Exercise prompt: Collect each line holding the string "weight".

Exercise inputs:
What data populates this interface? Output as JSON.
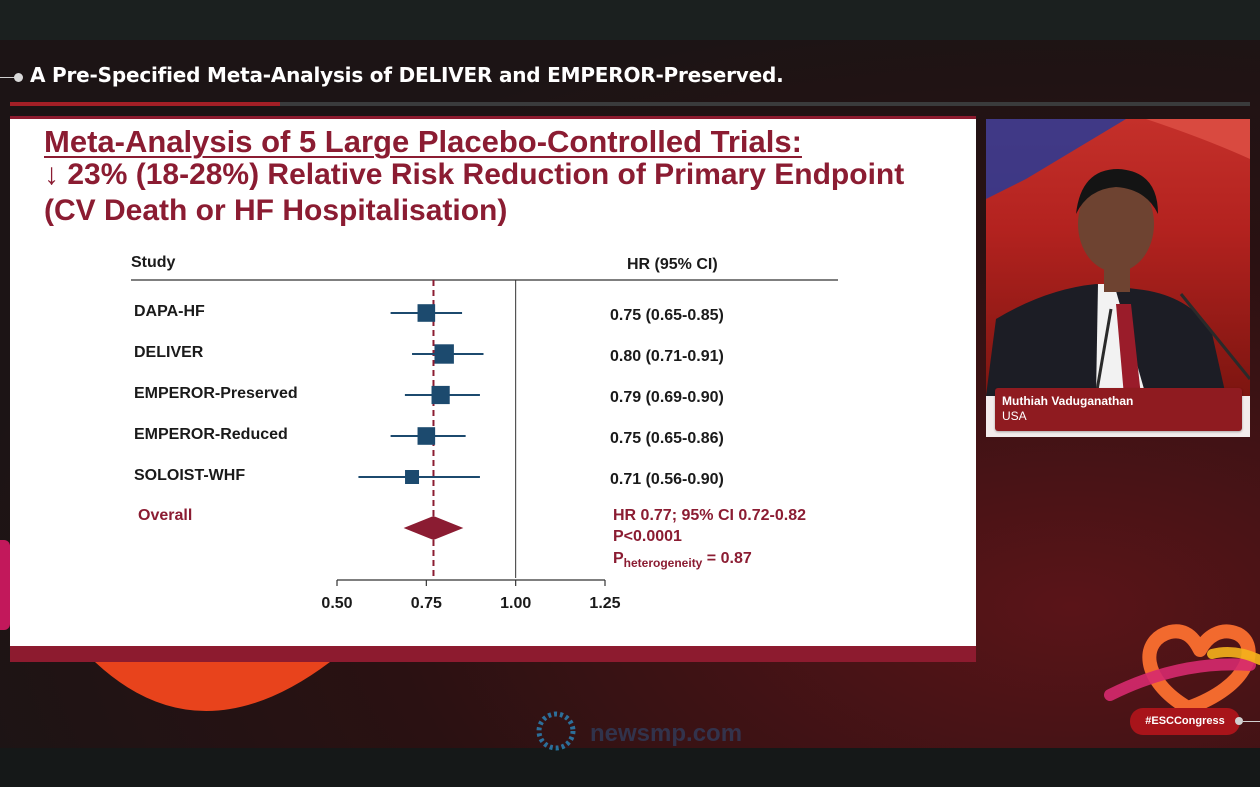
{
  "headline": "A Pre-Specified Meta-Analysis of DELIVER and EMPEROR-Preserved.",
  "slide": {
    "title_line1": "Meta-Analysis of 5 Large Placebo-Controlled Trials:",
    "title_line2": "↓ 23% (18-28%) Relative Risk Reduction of Primary Endpoint",
    "title_line3": "(CV Death or HF Hospitalisation)"
  },
  "chart_data": {
    "type": "forest",
    "col_study": "Study",
    "col_hr": "HR (95% CI)",
    "studies": [
      {
        "name": "DAPA-HF",
        "hr": 0.75,
        "lo": 0.65,
        "hi": 0.85,
        "label": "0.75 (0.65-0.85)",
        "weight": 0.8
      },
      {
        "name": "DELIVER",
        "hr": 0.8,
        "lo": 0.71,
        "hi": 0.91,
        "label": "0.80 (0.71-0.91)",
        "weight": 0.95
      },
      {
        "name": "EMPEROR-Preserved",
        "hr": 0.79,
        "lo": 0.69,
        "hi": 0.9,
        "label": "0.79 (0.69-0.90)",
        "weight": 0.85
      },
      {
        "name": "EMPEROR-Reduced",
        "hr": 0.75,
        "lo": 0.65,
        "hi": 0.86,
        "label": "0.75 (0.65-0.86)",
        "weight": 0.8
      },
      {
        "name": "SOLOIST-WHF",
        "hr": 0.71,
        "lo": 0.56,
        "hi": 0.9,
        "label": "0.71 (0.56-0.90)",
        "weight": 0.5
      }
    ],
    "overall": {
      "name": "Overall",
      "hr": 0.77,
      "lo": 0.72,
      "hi": 0.82,
      "text_line1": "HR 0.77; 95% CI 0.72-0.82",
      "text_line2": "P<0.0001",
      "p_het_prefix": "P",
      "p_het_sub": "heterogeneity",
      "p_het_value": " = 0.87"
    },
    "x_ticks": [
      {
        "value": 0.5,
        "label": "0.50"
      },
      {
        "value": 0.75,
        "label": "0.75"
      },
      {
        "value": 1.0,
        "label": "1.00"
      },
      {
        "value": 1.25,
        "label": "1.25"
      }
    ],
    "reference_line": 1.0,
    "dashed_line": 0.77,
    "colors": {
      "marker": "#1c4a6e",
      "overall": "#8b1c32",
      "text": "#1a1a1a",
      "axis": "#333333"
    }
  },
  "speaker": {
    "name": "Muthiah Vaduganathan",
    "country": "USA"
  },
  "watermark_text": "newsmp.com",
  "hashtag": "#ESCCongress"
}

Reply:
        "weight": 0.8
        "weight": 0.95
        "weight": 0.85
        "weight": 0.8
        "weight": 0.5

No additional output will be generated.